**Task brief:**
Starting from the line in which "Patent image size: (1254, 842)." appears, output every line down to the last line of the data below, exactly and without anything more.

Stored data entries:

********

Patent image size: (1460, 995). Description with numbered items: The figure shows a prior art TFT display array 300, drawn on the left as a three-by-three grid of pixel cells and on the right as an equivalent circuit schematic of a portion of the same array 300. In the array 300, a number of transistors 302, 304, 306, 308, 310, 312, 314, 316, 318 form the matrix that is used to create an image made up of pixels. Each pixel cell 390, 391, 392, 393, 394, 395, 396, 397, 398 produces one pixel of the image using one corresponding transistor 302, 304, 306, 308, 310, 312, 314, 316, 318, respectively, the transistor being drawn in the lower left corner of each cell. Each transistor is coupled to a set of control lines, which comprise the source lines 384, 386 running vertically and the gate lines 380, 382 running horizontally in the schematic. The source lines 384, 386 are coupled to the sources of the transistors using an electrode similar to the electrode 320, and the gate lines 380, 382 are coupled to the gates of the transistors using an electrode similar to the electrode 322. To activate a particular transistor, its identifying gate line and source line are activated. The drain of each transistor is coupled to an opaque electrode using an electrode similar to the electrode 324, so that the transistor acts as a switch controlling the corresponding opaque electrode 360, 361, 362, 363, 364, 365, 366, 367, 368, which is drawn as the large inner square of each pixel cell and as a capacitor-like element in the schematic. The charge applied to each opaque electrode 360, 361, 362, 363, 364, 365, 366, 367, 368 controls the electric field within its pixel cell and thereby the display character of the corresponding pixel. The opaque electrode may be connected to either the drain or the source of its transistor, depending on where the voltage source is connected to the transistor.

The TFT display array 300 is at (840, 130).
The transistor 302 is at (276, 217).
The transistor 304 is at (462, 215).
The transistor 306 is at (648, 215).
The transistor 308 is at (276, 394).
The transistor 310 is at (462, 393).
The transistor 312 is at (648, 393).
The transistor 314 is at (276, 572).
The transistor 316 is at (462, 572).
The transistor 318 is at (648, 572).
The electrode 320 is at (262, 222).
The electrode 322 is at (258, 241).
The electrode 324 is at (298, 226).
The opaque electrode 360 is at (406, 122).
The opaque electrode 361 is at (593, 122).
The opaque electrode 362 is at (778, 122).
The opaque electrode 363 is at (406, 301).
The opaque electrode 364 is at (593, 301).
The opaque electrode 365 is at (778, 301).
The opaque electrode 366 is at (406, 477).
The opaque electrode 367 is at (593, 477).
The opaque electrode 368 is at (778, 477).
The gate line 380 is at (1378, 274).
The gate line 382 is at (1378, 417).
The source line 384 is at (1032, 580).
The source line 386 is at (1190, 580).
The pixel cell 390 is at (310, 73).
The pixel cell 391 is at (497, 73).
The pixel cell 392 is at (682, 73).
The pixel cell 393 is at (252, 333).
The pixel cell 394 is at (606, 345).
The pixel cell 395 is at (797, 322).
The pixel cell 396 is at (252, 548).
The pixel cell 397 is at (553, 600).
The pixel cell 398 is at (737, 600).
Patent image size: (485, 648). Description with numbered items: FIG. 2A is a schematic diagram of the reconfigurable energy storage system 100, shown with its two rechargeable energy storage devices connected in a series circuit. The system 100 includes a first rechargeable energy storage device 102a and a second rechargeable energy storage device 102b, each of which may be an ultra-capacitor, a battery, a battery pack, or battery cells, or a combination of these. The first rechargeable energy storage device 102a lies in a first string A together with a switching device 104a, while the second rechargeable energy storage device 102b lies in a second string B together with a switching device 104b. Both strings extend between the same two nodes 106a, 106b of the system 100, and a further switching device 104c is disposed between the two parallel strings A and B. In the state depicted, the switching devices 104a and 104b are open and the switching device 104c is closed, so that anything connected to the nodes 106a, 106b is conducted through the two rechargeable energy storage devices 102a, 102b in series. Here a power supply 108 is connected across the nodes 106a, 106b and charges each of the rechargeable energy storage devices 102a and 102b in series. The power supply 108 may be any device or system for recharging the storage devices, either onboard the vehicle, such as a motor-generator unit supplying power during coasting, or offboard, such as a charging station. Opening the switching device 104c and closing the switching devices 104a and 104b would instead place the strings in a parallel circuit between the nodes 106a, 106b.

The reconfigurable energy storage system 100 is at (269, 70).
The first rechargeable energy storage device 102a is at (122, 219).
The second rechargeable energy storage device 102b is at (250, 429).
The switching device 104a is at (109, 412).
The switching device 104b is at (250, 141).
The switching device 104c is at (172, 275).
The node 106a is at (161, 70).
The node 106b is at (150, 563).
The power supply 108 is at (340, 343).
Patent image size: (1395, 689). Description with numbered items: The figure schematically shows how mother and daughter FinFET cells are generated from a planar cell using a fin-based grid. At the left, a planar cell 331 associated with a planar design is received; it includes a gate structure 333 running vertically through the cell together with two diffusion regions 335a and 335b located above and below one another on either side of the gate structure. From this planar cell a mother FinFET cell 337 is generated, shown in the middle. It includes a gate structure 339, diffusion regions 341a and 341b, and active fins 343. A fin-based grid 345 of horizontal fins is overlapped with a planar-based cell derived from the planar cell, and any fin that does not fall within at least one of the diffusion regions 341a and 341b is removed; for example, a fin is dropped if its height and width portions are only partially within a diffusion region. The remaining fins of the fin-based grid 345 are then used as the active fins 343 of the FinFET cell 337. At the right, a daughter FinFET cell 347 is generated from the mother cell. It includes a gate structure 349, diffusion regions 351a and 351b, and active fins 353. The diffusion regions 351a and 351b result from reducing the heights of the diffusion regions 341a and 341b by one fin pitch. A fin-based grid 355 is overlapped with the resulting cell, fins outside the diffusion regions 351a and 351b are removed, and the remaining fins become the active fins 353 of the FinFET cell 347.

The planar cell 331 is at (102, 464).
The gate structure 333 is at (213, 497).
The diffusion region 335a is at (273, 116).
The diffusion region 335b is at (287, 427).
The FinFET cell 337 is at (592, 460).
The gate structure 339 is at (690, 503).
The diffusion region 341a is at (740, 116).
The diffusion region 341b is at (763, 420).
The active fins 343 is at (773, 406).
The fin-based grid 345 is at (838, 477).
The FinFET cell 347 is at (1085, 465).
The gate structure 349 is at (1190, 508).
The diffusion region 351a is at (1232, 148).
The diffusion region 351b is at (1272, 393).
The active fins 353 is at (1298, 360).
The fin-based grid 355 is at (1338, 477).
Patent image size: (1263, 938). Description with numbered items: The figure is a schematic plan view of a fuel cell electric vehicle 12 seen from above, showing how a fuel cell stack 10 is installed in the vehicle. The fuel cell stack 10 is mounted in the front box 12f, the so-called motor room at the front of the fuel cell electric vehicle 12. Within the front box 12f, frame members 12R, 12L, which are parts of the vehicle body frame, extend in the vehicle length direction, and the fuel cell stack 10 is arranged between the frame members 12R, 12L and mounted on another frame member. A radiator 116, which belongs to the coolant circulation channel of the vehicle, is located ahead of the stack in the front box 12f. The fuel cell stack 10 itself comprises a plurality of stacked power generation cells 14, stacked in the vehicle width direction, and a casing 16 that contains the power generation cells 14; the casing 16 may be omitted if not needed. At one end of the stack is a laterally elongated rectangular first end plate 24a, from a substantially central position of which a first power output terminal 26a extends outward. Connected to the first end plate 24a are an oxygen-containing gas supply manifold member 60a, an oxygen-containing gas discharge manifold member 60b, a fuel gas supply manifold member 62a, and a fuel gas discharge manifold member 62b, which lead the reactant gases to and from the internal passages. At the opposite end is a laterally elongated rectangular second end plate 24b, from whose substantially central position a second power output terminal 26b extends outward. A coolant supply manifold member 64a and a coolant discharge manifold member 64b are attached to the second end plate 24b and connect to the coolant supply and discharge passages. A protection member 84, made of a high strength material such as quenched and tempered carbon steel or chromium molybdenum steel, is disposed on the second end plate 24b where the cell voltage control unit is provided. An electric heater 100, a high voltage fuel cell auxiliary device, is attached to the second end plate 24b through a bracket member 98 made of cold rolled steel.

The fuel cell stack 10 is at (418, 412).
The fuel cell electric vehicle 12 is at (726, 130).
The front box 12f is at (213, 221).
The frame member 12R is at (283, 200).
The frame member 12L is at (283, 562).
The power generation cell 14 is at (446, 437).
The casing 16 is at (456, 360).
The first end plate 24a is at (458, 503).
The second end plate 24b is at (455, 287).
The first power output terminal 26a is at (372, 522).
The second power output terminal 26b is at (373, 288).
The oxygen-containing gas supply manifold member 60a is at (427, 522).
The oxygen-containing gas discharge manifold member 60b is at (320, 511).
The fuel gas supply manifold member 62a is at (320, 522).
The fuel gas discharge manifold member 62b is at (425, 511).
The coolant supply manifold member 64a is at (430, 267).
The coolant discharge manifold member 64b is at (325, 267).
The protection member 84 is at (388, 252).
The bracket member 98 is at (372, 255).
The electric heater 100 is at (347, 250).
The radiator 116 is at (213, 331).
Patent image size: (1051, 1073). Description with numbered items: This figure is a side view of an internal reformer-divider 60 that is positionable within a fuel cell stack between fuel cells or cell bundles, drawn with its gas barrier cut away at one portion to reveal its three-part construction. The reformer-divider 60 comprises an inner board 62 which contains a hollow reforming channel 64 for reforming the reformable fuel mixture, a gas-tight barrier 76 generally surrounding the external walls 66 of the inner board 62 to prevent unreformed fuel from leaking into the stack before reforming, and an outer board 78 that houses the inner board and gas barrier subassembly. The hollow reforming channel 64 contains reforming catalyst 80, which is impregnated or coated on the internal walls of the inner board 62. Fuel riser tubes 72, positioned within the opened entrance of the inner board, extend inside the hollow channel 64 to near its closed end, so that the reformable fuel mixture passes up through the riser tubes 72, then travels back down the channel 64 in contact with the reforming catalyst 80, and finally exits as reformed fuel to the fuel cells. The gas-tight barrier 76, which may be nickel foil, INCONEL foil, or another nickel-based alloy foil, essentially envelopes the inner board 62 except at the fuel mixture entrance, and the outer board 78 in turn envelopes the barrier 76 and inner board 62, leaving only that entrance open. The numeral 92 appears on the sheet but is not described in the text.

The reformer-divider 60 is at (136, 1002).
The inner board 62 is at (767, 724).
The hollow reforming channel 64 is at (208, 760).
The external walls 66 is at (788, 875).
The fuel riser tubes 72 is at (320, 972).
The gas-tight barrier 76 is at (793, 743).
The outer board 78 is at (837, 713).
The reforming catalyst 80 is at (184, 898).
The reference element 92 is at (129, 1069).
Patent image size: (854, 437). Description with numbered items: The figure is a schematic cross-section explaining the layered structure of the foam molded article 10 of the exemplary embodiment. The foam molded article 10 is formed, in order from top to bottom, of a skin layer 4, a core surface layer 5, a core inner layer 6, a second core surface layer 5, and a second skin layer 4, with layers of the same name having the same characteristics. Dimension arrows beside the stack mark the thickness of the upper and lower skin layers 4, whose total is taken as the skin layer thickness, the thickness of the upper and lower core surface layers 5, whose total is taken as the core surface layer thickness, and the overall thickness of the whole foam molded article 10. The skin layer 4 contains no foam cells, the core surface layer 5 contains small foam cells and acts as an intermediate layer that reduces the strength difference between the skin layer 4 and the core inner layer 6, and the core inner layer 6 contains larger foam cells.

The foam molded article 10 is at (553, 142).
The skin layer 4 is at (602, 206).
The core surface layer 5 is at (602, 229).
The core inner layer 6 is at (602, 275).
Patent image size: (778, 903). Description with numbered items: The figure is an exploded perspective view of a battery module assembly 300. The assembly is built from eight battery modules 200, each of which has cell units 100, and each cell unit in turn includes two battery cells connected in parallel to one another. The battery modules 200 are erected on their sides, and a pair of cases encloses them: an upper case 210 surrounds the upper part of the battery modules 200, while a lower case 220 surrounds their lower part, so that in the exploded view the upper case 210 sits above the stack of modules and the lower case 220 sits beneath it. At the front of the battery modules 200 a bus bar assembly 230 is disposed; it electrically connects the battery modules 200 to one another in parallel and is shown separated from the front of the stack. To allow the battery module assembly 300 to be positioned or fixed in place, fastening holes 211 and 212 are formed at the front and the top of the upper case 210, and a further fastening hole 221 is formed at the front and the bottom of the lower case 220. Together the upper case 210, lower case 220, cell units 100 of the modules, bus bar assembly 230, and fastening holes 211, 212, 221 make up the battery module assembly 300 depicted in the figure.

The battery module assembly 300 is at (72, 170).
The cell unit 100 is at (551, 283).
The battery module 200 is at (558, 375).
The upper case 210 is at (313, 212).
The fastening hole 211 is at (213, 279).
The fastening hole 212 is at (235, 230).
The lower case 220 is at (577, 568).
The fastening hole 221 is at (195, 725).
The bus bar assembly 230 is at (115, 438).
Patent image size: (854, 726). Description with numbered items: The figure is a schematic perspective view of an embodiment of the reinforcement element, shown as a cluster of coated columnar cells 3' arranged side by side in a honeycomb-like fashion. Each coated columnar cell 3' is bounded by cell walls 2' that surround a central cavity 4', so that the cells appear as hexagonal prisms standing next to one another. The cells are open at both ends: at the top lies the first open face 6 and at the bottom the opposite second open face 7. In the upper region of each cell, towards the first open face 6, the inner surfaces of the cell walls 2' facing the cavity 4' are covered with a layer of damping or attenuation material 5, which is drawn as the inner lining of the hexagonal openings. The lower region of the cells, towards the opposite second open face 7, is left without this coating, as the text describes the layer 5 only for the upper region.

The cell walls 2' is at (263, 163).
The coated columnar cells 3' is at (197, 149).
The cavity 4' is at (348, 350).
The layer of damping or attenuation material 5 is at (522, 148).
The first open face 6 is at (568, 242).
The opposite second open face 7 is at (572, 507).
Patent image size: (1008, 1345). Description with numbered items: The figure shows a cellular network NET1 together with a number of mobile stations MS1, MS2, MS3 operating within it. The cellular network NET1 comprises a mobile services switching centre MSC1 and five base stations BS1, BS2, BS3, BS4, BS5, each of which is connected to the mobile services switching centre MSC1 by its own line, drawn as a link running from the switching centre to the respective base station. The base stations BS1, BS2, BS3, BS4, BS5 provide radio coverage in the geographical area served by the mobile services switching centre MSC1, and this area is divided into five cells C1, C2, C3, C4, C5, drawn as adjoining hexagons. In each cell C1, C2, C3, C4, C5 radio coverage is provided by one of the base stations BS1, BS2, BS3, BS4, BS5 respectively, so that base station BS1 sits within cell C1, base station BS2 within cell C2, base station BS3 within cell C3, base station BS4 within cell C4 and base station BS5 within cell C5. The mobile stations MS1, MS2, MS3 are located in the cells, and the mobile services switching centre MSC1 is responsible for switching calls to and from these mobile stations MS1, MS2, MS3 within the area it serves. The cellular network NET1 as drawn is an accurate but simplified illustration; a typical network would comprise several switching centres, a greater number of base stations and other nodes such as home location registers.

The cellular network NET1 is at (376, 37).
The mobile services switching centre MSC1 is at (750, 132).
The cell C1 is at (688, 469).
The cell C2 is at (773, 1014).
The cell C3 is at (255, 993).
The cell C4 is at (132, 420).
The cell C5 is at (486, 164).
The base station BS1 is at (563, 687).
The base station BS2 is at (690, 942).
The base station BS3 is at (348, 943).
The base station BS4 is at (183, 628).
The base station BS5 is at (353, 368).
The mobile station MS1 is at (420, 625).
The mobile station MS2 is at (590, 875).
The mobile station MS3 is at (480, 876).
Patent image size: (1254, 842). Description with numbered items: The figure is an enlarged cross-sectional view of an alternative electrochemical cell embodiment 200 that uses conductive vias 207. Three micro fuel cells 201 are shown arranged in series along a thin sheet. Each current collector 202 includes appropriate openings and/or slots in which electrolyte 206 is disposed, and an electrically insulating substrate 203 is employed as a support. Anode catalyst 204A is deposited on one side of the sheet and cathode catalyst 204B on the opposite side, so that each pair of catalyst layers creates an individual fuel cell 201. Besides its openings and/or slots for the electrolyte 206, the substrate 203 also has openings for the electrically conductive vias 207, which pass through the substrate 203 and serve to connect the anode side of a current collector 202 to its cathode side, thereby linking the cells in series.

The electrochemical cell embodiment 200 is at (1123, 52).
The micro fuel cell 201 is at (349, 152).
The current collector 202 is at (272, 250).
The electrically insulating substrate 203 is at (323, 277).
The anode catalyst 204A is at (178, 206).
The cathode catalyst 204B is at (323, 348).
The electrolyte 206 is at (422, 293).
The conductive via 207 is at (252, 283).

********

**The answer:**
Patent image size: (1254, 842). Description with numbered items: The figure is an enlarged cross-sectional view of an alternative electrochemical cell embodiment 200 that uses conductive vias 207. Three micro fuel cells 201 are shown arranged in series along a thin sheet. Each current collector 202 includes appropriate openings and/or slots in which electrolyte 206 is disposed, and an electrically insulating substrate 203 is employed as a support. Anode catalyst 204A is deposited on one side of the sheet and cathode catalyst 204B on the opposite side, so that each pair of catalyst layers creates an individual fuel cell 201. Besides its openings and/or slots for the electrolyte 206, the substrate 203 also has openings for the electrically conductive vias 207, which pass through the substrate 203 and serve to connect the anode side of a current collector 202 to its cathode side, thereby linking the cells in series.

The electrochemical cell embodiment 200 is at (1123, 52).
The micro fuel cell 201 is at (349, 152).
The current collector 202 is at (272, 250).
The electrically insulating substrate 203 is at (323, 277).
The anode catalyst 204A is at (178, 206).
The cathode catalyst 204B is at (323, 348).
The electrolyte 206 is at (422, 293).
The conductive via 207 is at (252, 283).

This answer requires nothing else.